Will you give the material below again, every line exactly as it is?

◆ ◆ ◆ ◆ ◆

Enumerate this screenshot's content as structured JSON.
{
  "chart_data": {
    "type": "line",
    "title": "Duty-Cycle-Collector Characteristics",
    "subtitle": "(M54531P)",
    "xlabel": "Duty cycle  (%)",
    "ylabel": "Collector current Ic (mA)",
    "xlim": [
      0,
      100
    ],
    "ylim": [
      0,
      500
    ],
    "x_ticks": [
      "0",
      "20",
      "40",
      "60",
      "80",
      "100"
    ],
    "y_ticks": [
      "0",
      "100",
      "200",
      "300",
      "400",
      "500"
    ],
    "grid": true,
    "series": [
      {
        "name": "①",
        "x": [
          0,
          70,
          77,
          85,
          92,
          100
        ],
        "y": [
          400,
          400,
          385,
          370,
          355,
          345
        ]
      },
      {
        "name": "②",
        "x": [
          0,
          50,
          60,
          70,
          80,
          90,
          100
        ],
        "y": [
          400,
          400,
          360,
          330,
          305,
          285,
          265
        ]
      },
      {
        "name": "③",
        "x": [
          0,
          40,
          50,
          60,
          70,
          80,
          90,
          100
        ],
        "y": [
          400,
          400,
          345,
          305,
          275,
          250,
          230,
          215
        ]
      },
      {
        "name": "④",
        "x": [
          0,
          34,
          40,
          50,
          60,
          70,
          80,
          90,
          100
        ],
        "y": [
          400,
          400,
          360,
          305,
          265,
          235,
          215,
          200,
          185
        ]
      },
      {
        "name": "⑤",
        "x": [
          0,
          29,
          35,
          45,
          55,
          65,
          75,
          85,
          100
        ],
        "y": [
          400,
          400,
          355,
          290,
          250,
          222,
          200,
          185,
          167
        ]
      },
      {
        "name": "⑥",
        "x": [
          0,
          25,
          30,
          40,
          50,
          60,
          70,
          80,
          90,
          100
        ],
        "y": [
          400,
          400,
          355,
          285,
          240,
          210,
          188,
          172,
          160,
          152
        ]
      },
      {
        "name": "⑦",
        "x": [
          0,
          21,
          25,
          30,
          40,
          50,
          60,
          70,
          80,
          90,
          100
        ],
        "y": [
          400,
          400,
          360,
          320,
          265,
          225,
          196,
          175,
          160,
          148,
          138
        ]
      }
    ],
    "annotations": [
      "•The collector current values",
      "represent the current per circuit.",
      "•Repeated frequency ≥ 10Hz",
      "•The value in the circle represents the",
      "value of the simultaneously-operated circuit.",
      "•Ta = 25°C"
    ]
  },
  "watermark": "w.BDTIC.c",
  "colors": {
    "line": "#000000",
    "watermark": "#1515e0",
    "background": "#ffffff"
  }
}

◆ ◆ ◆ ◆ ◆

*TASK RESPONSE*.
Enumerate this screenshot's content as structured JSON.
{
  "chart_data": {
    "type": "line",
    "title": "Duty-Cycle-Collector Characteristics",
    "subtitle": "(M54531P)",
    "xlabel": "Duty cycle  (%)",
    "ylabel": "Collector current Ic (mA)",
    "xlim": [
      0,
      100
    ],
    "ylim": [
      0,
      500
    ],
    "x_ticks": [
      "0",
      "20",
      "40",
      "60",
      "80",
      "100"
    ],
    "y_ticks": [
      "0",
      "100",
      "200",
      "300",
      "400",
      "500"
    ],
    "grid": true,
    "series": [
      {
        "name": "①",
        "x": [
          0,
          70,
          77,
          85,
          92,
          100
        ],
        "y": [
          400,
          400,
          385,
          370,
          355,
          345
        ]
      },
      {
        "name": "②",
        "x": [
          0,
          50,
          60,
          70,
          80,
          90,
          100
        ],
        "y": [
          400,
          400,
          360,
          330,
          305,
          285,
          265
        ]
      },
      {
        "name": "③",
        "x": [
          0,
          40,
          50,
          60,
          70,
          80,
          90,
          100
        ],
        "y": [
          400,
          400,
          345,
          305,
          275,
          250,
          230,
          215
        ]
      },
      {
        "name": "④",
        "x": [
          0,
          34,
          40,
          50,
          60,
          70,
          80,
          90,
          100
        ],
        "y": [
          400,
          400,
          360,
          305,
          265,
          235,
          215,
          200,
          185
        ]
      },
      {
        "name": "⑤",
        "x": [
          0,
          29,
          35,
          45,
          55,
          65,
          75,
          85,
          100
        ],
        "y": [
          400,
          400,
          355,
          290,
          250,
          222,
          200,
          185,
          167
        ]
      },
      {
        "name": "⑥",
        "x": [
          0,
          25,
          30,
          40,
          50,
          60,
          70,
          80,
          90,
          100
        ],
        "y": [
          400,
          400,
          355,
          285,
          240,
          210,
          188,
          172,
          160,
          152
        ]
      },
      {
        "name": "⑦",
        "x": [
          0,
          21,
          25,
          30,
          40,
          50,
          60,
          70,
          80,
          90,
          100
        ],
        "y": [
          400,
          400,
          360,
          320,
          265,
          225,
          196,
          175,
          160,
          148,
          138
        ]
      }
    ],
    "annotations": [
      "•The collector current values",
      "represent the current per circuit.",
      "•Repeated frequency ≥ 10Hz",
      "•The value in the circle represents the",
      "value of the simultaneously-operated circuit.",
      "•Ta = 25°C"
    ]
  },
  "watermark": "w.BDTIC.c",
  "colors": {
    "line": "#000000",
    "watermark": "#1515e0",
    "background": "#ffffff"
  }
}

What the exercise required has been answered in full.